Stated problem
How many lines of these entries include the string "Incendi"? State the number alone.

Data provided
** start **

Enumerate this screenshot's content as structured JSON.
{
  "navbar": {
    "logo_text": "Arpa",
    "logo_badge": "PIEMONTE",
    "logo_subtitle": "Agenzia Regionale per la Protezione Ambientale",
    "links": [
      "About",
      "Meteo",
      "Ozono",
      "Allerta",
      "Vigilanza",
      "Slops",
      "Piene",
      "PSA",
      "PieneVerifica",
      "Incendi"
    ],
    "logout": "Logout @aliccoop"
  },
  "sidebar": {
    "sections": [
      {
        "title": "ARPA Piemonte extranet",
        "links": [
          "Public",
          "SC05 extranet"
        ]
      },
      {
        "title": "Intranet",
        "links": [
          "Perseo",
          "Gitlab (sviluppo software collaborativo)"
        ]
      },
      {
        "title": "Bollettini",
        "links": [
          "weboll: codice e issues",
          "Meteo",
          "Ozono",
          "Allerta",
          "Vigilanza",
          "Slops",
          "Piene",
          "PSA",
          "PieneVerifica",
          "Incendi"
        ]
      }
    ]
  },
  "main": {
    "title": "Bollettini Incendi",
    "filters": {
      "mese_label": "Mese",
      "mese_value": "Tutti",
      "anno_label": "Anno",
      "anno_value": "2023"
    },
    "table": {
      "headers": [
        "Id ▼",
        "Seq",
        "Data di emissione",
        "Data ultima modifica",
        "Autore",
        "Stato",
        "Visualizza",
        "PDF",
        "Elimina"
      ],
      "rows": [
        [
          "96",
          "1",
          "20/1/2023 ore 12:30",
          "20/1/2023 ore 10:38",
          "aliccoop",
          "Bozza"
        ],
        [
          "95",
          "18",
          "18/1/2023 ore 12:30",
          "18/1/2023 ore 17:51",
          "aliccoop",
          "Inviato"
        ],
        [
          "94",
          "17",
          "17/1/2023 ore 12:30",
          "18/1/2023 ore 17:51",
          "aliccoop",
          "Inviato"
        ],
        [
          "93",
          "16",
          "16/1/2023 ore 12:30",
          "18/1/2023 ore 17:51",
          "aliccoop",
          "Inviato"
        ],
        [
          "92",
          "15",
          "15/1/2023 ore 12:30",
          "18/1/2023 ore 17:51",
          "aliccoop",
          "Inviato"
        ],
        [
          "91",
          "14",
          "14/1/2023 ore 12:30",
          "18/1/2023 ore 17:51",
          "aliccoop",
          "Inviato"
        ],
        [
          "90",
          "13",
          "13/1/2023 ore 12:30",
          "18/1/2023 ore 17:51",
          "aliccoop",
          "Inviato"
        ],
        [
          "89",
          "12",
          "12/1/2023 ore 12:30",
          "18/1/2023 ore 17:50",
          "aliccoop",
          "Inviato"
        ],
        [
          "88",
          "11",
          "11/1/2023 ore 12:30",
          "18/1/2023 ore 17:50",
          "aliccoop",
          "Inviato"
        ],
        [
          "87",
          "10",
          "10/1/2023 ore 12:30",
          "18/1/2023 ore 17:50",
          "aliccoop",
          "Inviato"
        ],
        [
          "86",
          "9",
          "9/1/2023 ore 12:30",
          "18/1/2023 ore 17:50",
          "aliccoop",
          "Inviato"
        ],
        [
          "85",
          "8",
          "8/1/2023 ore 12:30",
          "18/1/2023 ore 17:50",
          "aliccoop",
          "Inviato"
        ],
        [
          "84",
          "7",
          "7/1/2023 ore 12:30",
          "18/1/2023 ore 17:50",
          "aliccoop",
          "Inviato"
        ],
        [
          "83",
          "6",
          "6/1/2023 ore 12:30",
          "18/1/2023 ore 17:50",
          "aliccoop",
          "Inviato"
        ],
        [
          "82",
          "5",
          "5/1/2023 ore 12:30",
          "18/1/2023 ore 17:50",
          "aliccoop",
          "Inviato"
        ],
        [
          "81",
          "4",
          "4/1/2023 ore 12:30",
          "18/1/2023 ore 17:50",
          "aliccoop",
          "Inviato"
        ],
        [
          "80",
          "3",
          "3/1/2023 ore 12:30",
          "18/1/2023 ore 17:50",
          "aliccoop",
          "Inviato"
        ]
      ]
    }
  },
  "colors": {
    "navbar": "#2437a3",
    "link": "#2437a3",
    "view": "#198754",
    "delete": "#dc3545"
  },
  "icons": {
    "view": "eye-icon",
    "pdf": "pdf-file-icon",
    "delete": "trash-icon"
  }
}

** end **

Response
3